▸ **Gösterilen satırlar**
◆ ◆ ◆ ◆
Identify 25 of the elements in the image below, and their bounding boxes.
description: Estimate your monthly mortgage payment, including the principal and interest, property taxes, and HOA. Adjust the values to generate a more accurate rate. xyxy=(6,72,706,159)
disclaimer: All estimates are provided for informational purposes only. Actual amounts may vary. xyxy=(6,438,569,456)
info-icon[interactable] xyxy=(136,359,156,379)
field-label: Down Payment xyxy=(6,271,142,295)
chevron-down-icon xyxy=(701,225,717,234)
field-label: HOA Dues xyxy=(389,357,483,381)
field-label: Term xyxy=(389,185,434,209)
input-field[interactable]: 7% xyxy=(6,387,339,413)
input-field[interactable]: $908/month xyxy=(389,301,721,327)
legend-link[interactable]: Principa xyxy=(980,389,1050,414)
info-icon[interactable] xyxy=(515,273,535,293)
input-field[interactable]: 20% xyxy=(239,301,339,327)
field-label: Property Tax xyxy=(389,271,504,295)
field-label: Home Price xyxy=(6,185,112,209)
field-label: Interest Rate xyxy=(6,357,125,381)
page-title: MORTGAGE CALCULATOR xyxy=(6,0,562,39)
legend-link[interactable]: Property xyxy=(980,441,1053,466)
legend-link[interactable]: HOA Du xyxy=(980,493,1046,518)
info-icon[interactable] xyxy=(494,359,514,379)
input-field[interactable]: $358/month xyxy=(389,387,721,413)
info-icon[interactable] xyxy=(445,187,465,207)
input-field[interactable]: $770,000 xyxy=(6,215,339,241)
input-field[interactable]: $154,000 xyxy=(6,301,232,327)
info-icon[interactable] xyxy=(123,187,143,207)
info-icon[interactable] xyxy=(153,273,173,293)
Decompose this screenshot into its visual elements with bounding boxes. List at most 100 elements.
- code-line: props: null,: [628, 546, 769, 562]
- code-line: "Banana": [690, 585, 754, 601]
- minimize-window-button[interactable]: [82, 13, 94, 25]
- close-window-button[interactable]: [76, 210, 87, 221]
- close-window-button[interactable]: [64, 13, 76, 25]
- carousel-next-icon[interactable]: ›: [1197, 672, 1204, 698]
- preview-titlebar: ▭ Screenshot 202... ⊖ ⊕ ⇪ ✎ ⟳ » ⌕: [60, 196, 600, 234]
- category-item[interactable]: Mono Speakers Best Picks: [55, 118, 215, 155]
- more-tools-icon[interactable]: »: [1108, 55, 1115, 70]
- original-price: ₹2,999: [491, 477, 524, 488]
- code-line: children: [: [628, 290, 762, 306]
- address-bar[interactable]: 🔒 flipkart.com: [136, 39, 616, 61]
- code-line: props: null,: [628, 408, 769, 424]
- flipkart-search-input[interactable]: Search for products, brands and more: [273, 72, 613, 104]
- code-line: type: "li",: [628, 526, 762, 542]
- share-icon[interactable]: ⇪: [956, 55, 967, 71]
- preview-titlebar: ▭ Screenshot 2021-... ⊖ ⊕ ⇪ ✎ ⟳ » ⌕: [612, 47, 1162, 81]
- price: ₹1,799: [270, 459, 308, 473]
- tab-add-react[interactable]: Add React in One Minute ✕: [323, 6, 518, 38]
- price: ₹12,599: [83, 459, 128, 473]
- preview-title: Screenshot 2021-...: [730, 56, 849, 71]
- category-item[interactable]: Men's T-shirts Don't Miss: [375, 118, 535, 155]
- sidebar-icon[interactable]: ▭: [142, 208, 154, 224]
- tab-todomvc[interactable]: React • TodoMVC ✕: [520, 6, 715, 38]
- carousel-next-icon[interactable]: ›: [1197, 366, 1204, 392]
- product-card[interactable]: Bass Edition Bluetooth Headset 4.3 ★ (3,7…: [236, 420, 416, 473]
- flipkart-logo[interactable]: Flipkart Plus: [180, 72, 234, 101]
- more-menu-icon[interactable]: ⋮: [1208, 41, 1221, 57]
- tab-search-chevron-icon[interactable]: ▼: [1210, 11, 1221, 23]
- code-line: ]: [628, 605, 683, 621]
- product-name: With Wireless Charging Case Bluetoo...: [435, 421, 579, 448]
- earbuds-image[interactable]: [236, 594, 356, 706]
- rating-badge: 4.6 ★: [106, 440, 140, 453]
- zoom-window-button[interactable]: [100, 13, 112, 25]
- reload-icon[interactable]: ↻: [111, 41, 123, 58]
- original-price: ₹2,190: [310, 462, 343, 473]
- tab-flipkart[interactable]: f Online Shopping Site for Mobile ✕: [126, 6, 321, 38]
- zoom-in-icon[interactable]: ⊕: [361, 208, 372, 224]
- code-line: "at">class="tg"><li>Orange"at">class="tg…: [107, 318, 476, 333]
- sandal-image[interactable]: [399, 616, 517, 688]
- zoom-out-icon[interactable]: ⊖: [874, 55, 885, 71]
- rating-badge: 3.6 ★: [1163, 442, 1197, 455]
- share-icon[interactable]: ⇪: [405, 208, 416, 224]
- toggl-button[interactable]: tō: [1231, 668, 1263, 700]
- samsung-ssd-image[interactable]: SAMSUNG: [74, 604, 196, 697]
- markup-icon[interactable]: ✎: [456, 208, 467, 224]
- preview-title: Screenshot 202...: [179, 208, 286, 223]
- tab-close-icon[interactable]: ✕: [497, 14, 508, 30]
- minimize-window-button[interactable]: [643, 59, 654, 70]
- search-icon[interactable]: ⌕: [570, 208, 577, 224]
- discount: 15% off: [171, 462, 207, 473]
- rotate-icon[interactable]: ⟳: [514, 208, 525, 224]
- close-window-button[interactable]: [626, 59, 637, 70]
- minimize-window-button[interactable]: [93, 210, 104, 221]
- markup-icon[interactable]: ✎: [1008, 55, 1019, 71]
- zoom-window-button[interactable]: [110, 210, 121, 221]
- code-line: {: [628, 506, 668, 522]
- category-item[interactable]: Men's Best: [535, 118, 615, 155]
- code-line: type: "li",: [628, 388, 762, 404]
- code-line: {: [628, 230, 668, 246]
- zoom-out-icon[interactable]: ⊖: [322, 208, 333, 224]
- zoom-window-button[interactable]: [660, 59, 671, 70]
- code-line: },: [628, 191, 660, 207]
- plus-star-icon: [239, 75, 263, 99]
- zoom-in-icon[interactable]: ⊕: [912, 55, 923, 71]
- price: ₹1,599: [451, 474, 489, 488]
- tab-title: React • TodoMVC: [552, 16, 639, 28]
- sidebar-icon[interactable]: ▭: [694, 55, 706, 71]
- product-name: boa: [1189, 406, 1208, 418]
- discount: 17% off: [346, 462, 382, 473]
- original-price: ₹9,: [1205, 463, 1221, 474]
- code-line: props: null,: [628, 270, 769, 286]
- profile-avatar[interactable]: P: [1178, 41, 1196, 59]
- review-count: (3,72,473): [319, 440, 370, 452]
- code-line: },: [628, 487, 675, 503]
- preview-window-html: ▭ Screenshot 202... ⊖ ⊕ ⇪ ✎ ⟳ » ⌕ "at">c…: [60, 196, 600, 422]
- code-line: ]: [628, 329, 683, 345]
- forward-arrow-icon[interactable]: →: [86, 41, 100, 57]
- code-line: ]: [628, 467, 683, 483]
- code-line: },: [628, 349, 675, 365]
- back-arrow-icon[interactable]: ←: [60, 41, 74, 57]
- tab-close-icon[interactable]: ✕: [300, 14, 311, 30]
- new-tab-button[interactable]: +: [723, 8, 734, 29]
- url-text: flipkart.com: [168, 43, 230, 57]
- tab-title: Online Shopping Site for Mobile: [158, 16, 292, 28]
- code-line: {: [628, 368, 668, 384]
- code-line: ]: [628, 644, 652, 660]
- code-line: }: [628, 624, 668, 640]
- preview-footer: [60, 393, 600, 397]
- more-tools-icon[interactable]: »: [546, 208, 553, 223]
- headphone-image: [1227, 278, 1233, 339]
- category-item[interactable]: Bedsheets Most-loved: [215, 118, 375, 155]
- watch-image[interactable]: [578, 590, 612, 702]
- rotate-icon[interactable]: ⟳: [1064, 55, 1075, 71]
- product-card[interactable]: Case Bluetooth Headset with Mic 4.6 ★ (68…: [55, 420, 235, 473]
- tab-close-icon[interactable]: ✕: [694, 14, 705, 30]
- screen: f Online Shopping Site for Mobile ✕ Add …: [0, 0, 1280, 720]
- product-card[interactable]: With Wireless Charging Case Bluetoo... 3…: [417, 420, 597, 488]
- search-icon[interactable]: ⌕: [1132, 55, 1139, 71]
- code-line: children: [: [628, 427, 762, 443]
◆ ◆ ◆ ◆
▸ **Göreviniz**
Satırların başından "input-field[interactable]: 20% xyxy=(239,301,339,327)" geçen satıra kadar olan kısmı, iki ucu da dahil ederek hiçbir değişiklik yapmadan yazın.

▸ **Beklenen yanıt**
Identify 25 of the elements in the image below, and their bounding boxes.
description: Estimate your monthly mortgage payment, including the principal and interest, property taxes, and HOA. Adjust the values to generate a more accurate rate. xyxy=(6,72,706,159)
disclaimer: All estimates are provided for informational purposes only. Actual amounts may vary. xyxy=(6,438,569,456)
info-icon[interactable] xyxy=(136,359,156,379)
field-label: Down Payment xyxy=(6,271,142,295)
chevron-down-icon xyxy=(701,225,717,234)
field-label: HOA Dues xyxy=(389,357,483,381)
field-label: Term xyxy=(389,185,434,209)
input-field[interactable]: 7% xyxy=(6,387,339,413)
input-field[interactable]: $908/month xyxy=(389,301,721,327)
legend-link[interactable]: Principa xyxy=(980,389,1050,414)
info-icon[interactable] xyxy=(515,273,535,293)
input-field[interactable]: 20% xyxy=(239,301,339,327)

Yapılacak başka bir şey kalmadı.